What you need to do: The answer is one number: how many lines hold the string "efefef".

Collected data entries:
|---|
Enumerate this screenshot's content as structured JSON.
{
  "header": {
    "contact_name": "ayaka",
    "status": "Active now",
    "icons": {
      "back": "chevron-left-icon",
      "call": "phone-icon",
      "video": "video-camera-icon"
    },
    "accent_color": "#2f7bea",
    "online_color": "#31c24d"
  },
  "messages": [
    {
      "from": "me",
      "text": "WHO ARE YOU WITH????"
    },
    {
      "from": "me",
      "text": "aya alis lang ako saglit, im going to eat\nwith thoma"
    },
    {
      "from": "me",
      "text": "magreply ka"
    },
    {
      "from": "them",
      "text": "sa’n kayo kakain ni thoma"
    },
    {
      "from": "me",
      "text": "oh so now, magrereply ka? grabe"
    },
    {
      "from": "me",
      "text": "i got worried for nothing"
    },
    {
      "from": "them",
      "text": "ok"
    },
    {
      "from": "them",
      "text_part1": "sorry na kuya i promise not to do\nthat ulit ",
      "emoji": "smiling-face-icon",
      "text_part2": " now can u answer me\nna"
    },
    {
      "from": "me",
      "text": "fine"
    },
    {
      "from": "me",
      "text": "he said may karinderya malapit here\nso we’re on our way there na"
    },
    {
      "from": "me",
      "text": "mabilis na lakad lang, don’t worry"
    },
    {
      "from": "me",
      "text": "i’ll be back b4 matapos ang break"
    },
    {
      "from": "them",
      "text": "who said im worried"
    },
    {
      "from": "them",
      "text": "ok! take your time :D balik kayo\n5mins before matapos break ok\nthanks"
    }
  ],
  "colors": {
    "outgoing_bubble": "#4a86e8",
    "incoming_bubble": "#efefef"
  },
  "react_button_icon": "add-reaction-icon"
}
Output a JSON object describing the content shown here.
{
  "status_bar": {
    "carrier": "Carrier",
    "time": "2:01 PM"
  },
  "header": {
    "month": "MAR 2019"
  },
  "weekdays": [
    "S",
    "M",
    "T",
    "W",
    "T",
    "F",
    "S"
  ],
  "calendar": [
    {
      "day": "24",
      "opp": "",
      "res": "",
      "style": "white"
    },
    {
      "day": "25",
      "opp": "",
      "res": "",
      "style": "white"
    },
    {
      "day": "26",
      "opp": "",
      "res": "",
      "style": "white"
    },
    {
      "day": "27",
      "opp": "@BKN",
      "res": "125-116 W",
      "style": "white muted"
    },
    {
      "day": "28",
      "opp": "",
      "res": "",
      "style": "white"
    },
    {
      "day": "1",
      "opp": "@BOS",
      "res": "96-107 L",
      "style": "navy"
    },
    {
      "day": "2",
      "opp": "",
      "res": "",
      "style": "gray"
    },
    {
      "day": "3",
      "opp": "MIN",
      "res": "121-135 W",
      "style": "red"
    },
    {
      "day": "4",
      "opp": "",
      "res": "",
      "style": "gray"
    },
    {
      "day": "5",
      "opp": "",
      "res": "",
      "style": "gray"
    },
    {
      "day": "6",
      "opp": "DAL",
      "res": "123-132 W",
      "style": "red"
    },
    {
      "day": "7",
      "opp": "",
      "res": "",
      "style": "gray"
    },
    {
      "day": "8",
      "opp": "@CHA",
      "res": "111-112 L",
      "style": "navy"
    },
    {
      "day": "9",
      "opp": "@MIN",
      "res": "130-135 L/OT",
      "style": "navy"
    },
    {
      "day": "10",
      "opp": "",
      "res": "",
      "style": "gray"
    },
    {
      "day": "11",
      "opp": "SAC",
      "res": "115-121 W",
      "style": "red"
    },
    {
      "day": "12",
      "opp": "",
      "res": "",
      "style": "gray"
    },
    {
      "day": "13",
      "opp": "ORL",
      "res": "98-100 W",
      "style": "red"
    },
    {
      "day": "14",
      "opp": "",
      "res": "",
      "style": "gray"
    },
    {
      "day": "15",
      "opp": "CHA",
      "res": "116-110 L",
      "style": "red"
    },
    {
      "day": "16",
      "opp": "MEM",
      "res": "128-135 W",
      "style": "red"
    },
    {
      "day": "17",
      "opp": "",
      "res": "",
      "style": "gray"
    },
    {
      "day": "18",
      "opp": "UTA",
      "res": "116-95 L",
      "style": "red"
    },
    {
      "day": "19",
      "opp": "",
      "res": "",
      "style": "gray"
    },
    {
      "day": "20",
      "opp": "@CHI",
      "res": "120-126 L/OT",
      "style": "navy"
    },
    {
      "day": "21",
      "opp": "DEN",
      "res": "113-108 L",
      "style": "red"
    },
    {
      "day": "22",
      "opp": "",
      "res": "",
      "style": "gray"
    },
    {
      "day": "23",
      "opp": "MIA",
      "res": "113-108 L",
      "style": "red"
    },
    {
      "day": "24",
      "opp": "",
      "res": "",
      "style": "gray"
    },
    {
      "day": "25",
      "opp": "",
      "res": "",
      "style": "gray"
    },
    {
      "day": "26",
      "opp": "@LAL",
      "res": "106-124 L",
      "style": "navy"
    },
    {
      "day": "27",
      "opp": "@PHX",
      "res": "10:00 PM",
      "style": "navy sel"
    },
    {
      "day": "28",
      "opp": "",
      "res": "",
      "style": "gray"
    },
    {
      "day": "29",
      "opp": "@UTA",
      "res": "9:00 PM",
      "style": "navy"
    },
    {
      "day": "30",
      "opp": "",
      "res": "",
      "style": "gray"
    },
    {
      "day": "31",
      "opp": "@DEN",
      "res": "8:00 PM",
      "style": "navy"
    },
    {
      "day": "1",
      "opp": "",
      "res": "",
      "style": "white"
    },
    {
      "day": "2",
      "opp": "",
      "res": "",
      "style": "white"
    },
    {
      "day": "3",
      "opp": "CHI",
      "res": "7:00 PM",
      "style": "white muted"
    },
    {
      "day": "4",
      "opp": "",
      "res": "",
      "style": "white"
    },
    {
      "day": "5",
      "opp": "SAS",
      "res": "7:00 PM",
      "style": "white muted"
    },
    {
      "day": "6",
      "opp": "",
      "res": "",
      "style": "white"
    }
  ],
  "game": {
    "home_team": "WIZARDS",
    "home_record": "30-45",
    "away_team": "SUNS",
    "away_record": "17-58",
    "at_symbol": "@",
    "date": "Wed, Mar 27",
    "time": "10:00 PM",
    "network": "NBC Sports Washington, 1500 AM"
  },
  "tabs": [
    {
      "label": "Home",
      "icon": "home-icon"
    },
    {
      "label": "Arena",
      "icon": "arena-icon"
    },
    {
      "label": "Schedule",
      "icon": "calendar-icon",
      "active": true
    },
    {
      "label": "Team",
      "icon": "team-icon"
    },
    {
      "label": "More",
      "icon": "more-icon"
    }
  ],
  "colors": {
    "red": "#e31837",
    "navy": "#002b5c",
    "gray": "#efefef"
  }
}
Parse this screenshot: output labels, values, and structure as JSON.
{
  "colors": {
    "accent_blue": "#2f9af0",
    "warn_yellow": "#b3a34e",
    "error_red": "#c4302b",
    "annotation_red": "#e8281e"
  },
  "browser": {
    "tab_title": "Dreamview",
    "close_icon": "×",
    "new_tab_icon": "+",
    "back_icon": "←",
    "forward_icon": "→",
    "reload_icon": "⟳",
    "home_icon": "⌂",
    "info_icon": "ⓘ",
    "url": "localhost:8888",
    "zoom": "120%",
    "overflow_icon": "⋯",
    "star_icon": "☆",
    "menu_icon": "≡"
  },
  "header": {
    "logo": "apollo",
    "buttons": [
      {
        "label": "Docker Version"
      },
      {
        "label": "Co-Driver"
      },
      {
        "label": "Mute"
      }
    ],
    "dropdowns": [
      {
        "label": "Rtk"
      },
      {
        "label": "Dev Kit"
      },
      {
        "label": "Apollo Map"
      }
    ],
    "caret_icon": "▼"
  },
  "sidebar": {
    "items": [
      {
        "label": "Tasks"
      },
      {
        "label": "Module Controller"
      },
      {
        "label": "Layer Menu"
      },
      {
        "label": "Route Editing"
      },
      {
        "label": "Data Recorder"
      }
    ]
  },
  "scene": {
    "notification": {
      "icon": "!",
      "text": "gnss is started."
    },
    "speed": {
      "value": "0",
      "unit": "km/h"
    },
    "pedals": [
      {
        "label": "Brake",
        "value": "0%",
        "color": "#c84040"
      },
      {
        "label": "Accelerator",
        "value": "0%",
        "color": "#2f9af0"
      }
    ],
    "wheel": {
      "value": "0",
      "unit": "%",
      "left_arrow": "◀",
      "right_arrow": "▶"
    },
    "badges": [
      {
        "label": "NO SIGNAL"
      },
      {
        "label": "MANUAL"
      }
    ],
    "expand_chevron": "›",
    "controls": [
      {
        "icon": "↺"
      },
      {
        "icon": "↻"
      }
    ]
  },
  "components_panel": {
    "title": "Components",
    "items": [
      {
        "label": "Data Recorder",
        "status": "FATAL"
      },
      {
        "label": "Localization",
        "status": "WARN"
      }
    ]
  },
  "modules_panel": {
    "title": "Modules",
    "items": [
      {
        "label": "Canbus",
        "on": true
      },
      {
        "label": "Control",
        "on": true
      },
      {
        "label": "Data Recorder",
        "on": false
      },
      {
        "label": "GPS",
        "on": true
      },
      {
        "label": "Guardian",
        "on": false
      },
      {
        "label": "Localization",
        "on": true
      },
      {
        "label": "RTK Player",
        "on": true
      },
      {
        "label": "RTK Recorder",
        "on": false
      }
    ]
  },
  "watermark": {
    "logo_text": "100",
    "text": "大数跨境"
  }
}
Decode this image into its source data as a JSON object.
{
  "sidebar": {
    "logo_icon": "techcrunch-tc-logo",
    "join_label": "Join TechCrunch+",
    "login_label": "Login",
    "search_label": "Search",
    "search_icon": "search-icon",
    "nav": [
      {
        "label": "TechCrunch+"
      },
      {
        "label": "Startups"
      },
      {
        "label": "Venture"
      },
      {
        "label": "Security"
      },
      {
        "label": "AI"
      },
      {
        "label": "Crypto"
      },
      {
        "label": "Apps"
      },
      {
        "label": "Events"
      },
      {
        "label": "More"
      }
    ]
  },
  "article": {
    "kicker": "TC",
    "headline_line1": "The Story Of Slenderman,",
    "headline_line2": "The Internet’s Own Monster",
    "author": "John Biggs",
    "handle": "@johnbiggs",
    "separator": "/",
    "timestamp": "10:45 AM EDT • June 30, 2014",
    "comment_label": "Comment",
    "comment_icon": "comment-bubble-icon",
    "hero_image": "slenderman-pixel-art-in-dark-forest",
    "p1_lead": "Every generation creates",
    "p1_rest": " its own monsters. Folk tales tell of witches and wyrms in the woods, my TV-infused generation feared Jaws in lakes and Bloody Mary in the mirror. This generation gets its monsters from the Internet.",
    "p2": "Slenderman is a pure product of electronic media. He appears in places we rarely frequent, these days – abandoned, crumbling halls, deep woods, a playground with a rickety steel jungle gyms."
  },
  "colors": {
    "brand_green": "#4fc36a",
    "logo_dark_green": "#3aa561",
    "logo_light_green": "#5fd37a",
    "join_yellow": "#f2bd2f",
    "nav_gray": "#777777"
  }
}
|---|
Worked answer: 2